* [EXERCISE DETAILS]
Exclude the pictures; give every entry again exactly as written.

─── STORED RECORDS ───

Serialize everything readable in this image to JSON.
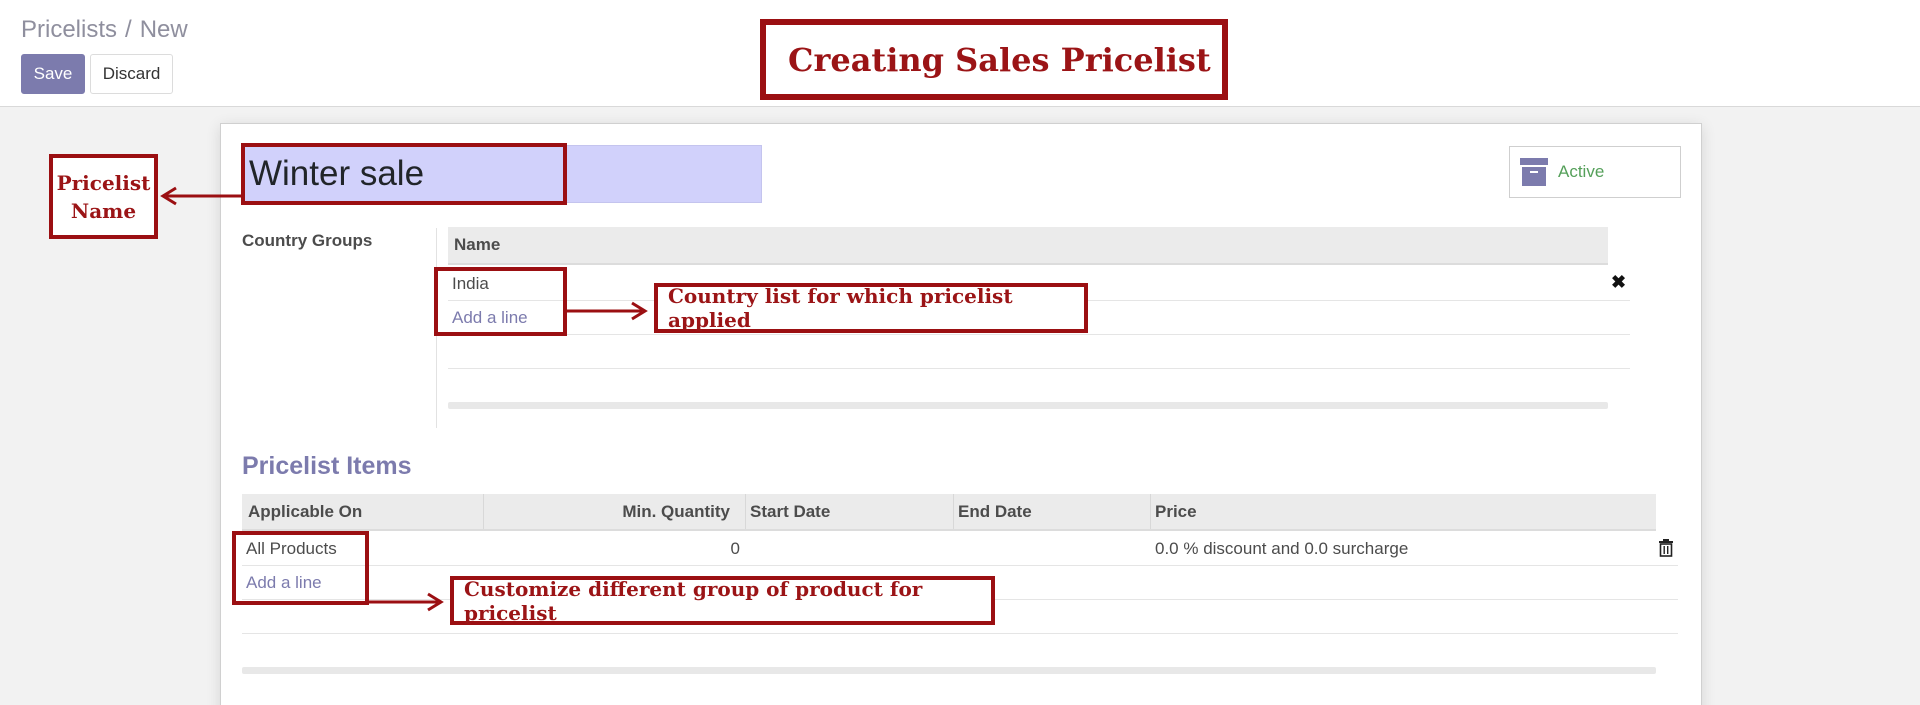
{
  "breadcrumb": {
    "parent": "Pricelists",
    "separator": "/",
    "current": "New"
  },
  "toolbar": {
    "save_label": "Save",
    "discard_label": "Discard"
  },
  "banner": {
    "title": "Creating Sales Pricelist"
  },
  "form": {
    "pricelist_name": "Winter sale",
    "active_label": "Active",
    "country_groups_label": "Country Groups"
  },
  "country_groups": {
    "column_header": "Name",
    "rows": [
      "India"
    ],
    "add_line": "Add a line"
  },
  "pricelist_items": {
    "section_title": "Pricelist Items",
    "columns": [
      "Applicable On",
      "Min. Quantity",
      "Start Date",
      "End Date",
      "Price"
    ],
    "rows": [
      {
        "applicable_on": "All Products",
        "min_quantity": "0",
        "start_date": "",
        "end_date": "",
        "price": "0.0 % discount and 0.0 surcharge"
      }
    ],
    "add_line": "Add a line"
  },
  "annotations": {
    "pricelist_name_line1": "Pricelist",
    "pricelist_name_line2": "Name",
    "country_list": "Country list for which pricelist applied",
    "customize_products": "Customize different group of product for pricelist"
  },
  "colors": {
    "accent": "#7c7bad",
    "annotation": "#9b0f12",
    "active_green": "#55a05a",
    "name_highlight": "#d1d1fb"
  },
  "icons": [
    "archive-icon",
    "close-icon",
    "trash-icon",
    "arrow-icon"
  ]
}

───

* [ANSWER TO THIS PROBLEM]
Serialize everything readable in this image to JSON.
{
  "breadcrumb": {
    "parent": "Pricelists",
    "separator": "/",
    "current": "New"
  },
  "toolbar": {
    "save_label": "Save",
    "discard_label": "Discard"
  },
  "banner": {
    "title": "Creating Sales Pricelist"
  },
  "form": {
    "pricelist_name": "Winter sale",
    "active_label": "Active",
    "country_groups_label": "Country Groups"
  },
  "country_groups": {
    "column_header": "Name",
    "rows": [
      "India"
    ],
    "add_line": "Add a line"
  },
  "pricelist_items": {
    "section_title": "Pricelist Items",
    "columns": [
      "Applicable On",
      "Min. Quantity",
      "Start Date",
      "End Date",
      "Price"
    ],
    "rows": [
      {
        "applicable_on": "All Products",
        "min_quantity": "0",
        "start_date": "",
        "end_date": "",
        "price": "0.0 % discount and 0.0 surcharge"
      }
    ],
    "add_line": "Add a line"
  },
  "annotations": {
    "pricelist_name_line1": "Pricelist",
    "pricelist_name_line2": "Name",
    "country_list": "Country list for which pricelist applied",
    "customize_products": "Customize different group of product for pricelist"
  },
  "colors": {
    "accent": "#7c7bad",
    "annotation": "#9b0f12",
    "active_green": "#55a05a",
    "name_highlight": "#d1d1fb"
  },
  "icons": [
    "archive-icon",
    "close-icon",
    "trash-icon",
    "arrow-icon"
  ]
}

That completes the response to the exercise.